Exercise requirements:
Restate the whole of the material. Keep every word, and drop the pictures.

Records:
#####
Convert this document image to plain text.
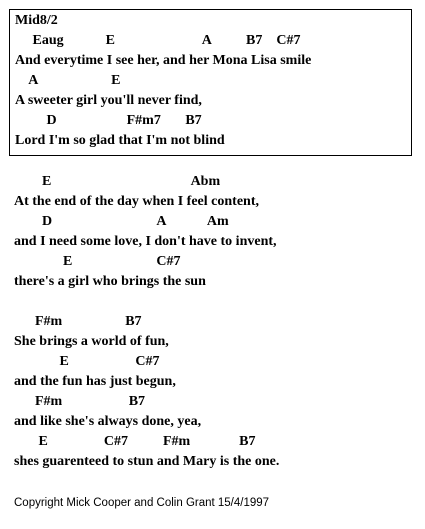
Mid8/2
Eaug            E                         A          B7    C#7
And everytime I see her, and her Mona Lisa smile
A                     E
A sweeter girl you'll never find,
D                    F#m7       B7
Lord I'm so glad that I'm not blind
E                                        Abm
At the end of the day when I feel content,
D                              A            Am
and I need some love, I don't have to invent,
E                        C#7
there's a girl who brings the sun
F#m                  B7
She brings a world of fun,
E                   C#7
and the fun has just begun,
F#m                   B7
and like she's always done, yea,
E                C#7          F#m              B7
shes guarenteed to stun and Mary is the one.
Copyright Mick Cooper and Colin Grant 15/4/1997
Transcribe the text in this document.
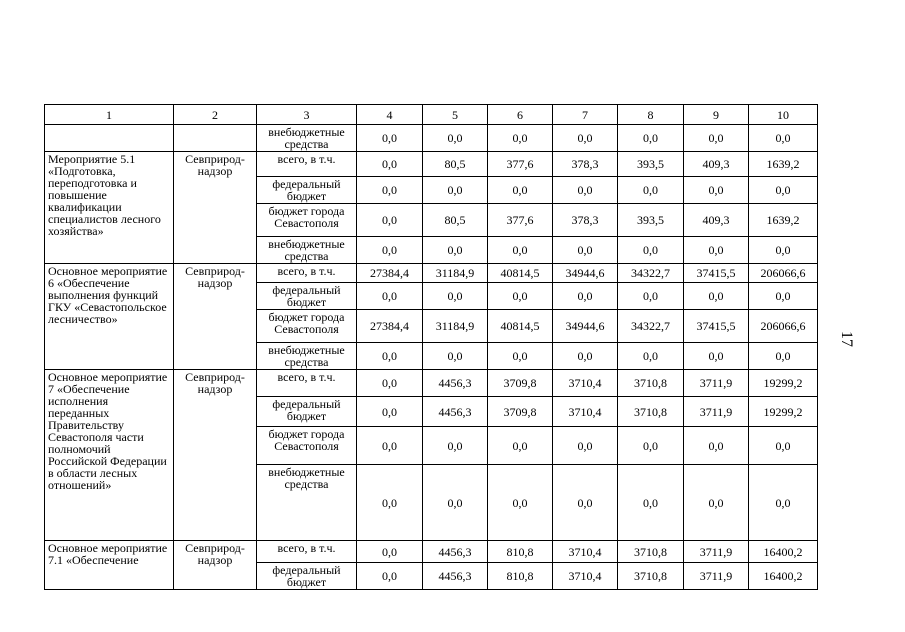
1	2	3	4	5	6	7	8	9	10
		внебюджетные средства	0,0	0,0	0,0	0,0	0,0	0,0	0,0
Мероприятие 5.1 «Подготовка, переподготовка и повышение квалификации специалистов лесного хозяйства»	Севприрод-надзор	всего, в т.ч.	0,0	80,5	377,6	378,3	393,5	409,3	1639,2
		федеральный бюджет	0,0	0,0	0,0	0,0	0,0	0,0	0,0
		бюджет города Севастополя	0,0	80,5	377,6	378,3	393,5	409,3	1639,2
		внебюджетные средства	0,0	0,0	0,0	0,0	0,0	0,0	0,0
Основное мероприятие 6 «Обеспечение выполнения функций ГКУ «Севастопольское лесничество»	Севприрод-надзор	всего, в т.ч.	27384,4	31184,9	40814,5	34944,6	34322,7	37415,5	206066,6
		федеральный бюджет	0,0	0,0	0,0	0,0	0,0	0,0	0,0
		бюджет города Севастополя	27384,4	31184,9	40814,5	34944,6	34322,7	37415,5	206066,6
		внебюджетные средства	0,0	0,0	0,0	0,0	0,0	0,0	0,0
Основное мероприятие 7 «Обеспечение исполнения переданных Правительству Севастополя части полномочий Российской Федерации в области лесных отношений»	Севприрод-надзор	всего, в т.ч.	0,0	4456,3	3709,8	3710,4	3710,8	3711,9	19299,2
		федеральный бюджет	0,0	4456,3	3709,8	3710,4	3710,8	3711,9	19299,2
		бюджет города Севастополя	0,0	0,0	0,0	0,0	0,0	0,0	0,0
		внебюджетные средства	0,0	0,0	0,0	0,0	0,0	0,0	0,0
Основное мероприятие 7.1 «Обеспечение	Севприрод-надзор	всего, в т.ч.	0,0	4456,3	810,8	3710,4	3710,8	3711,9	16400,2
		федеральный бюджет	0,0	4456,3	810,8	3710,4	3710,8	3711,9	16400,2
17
#####
Result below:
Convert this document image to plain text.
Mid8/2
Eaug            E                         A          B7    C#7
And everytime I see her, and her Mona Lisa smile
A                     E
A sweeter girl you'll never find,
D                    F#m7       B7
Lord I'm so glad that I'm not blind
E                                        Abm
At the end of the day when I feel content,
D                              A            Am
and I need some love, I don't have to invent,
E                        C#7
there's a girl who brings the sun
F#m                  B7
She brings a world of fun,
E                   C#7
and the fun has just begun,
F#m                   B7
and like she's always done, yea,
E                C#7          F#m              B7
shes guarenteed to stun and Mary is the one.
Copyright Mick Cooper and Colin Grant 15/4/1997
Transcribe the text in this document.
1	2	3	4	5	6	7	8	9	10
		внебюджетные средства	0,0	0,0	0,0	0,0	0,0	0,0	0,0
Мероприятие 5.1 «Подготовка, переподготовка и повышение квалификации специалистов лесного хозяйства»	Севприрод-надзор	всего, в т.ч.	0,0	80,5	377,6	378,3	393,5	409,3	1639,2
		федеральный бюджет	0,0	0,0	0,0	0,0	0,0	0,0	0,0
		бюджет города Севастополя	0,0	80,5	377,6	378,3	393,5	409,3	1639,2
		внебюджетные средства	0,0	0,0	0,0	0,0	0,0	0,0	0,0
Основное мероприятие 6 «Обеспечение выполнения функций ГКУ «Севастопольское лесничество»	Севприрод-надзор	всего, в т.ч.	27384,4	31184,9	40814,5	34944,6	34322,7	37415,5	206066,6
		федеральный бюджет	0,0	0,0	0,0	0,0	0,0	0,0	0,0
		бюджет города Севастополя	27384,4	31184,9	40814,5	34944,6	34322,7	37415,5	206066,6
		внебюджетные средства	0,0	0,0	0,0	0,0	0,0	0,0	0,0
Основное мероприятие 7 «Обеспечение исполнения переданных Правительству Севастополя части полномочий Российской Федерации в области лесных отношений»	Севприрод-надзор	всего, в т.ч.	0,0	4456,3	3709,8	3710,4	3710,8	3711,9	19299,2
		федеральный бюджет	0,0	4456,3	3709,8	3710,4	3710,8	3711,9	19299,2
		бюджет города Севастополя	0,0	0,0	0,0	0,0	0,0	0,0	0,0
		внебюджетные средства	0,0	0,0	0,0	0,0	0,0	0,0	0,0
Основное мероприятие 7.1 «Обеспечение	Севприрод-надзор	всего, в т.ч.	0,0	4456,3	810,8	3710,4	3710,8	3711,9	16400,2
		федеральный бюджет	0,0	4456,3	810,8	3710,4	3710,8	3711,9	16400,2
17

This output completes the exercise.